Requirement: Below are some records. Pull every line that contains the word "полным".

# # # #

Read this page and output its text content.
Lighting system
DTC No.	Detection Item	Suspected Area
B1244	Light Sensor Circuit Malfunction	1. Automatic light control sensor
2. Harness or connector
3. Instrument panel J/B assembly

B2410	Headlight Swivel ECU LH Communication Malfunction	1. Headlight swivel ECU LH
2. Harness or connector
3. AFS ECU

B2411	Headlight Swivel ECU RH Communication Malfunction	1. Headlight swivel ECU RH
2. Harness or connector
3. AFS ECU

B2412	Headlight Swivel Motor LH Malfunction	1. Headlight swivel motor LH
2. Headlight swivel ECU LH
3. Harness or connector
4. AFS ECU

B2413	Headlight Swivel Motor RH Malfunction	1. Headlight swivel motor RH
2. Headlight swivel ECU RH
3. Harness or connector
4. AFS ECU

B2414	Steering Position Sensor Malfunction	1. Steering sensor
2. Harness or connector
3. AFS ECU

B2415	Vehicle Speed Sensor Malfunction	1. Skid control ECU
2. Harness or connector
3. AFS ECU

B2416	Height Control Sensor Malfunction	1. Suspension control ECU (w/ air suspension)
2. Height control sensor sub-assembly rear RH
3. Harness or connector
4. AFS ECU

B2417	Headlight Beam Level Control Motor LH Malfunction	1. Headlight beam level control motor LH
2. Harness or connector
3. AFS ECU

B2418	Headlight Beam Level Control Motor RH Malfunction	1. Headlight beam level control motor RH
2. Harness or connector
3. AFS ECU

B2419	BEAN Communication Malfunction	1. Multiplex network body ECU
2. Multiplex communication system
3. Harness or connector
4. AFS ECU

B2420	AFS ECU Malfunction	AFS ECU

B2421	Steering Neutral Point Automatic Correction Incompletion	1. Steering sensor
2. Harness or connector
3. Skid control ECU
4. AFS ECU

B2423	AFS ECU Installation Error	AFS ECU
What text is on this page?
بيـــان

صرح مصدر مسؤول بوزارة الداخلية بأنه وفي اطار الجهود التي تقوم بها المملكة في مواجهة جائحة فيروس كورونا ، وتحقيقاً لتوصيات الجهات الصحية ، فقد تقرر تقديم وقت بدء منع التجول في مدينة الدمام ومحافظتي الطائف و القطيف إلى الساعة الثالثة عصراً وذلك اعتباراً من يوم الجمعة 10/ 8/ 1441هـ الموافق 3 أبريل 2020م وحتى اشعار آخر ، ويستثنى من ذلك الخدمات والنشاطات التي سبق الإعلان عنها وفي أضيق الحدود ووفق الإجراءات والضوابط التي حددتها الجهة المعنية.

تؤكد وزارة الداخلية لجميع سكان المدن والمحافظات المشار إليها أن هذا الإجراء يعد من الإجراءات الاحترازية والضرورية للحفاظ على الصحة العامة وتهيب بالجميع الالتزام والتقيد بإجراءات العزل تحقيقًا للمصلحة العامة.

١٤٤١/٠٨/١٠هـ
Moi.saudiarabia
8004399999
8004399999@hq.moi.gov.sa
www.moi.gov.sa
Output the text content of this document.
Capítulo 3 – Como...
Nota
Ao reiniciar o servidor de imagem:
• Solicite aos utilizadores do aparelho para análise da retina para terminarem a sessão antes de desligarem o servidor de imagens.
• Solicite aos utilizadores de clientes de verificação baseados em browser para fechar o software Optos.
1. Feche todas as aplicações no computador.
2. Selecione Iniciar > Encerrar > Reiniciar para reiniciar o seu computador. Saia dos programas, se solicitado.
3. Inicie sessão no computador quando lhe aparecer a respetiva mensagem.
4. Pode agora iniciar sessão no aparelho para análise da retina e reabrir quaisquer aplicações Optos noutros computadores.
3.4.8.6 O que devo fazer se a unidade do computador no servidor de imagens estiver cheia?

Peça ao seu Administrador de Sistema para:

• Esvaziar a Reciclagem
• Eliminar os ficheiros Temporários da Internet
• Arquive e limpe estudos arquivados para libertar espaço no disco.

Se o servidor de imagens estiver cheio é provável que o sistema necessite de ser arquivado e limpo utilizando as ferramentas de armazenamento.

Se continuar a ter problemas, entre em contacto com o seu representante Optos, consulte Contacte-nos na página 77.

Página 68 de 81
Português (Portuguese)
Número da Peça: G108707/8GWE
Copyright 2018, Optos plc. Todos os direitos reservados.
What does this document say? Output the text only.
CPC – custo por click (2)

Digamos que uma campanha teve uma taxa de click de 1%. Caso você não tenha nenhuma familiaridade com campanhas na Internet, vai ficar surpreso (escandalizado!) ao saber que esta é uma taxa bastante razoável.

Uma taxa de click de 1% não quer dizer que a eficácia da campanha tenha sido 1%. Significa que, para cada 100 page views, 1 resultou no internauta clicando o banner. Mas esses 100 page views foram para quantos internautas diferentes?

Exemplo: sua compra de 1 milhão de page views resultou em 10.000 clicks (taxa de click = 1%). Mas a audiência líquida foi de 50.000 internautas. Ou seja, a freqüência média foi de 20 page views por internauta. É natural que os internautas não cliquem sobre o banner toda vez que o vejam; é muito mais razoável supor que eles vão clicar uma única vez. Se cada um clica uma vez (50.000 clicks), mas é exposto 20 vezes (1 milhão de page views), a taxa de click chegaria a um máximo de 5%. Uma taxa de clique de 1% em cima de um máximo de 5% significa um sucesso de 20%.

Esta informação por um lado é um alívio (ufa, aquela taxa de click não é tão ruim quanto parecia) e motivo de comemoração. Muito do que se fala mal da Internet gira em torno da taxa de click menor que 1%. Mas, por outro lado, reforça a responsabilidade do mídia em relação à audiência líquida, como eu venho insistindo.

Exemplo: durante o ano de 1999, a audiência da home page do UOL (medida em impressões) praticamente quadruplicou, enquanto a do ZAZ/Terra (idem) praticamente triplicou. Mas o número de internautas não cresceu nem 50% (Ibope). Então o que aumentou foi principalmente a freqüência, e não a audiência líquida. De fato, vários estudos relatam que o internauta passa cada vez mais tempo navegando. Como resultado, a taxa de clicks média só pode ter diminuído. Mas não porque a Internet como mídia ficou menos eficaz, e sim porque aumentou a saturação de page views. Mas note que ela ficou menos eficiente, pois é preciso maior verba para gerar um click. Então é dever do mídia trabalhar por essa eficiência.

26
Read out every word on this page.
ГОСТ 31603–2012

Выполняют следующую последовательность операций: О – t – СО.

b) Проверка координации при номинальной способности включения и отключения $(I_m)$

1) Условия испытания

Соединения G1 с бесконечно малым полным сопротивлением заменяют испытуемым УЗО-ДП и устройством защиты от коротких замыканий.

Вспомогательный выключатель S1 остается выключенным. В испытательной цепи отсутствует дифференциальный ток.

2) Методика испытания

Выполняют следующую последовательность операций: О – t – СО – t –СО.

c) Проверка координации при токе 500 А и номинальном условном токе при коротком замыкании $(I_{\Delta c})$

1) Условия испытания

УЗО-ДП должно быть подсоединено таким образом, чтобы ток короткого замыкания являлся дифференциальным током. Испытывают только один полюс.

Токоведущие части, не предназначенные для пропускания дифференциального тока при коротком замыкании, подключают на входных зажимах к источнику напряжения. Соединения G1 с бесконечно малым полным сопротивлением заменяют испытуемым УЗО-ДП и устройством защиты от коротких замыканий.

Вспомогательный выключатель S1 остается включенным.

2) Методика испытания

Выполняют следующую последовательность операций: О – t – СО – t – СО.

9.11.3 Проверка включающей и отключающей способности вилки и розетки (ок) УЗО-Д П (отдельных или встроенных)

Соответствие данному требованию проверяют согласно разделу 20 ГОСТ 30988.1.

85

# # # #

Output below:
Соединения G1 с бесконечно малым полным сопротивлением заменяют испытуемым УЗО-ДП и устройством защиты от коротких замыканий.
Токоведущие части, не предназначенные для пропускания дифференциального тока при коротком замыкании, подключают на входных зажимах к источнику напряжения. Соединения G1 с бесконечно малым полным сопротивлением заменяют испытуемым УЗО-ДП и устройством защиты от коротких замыканий.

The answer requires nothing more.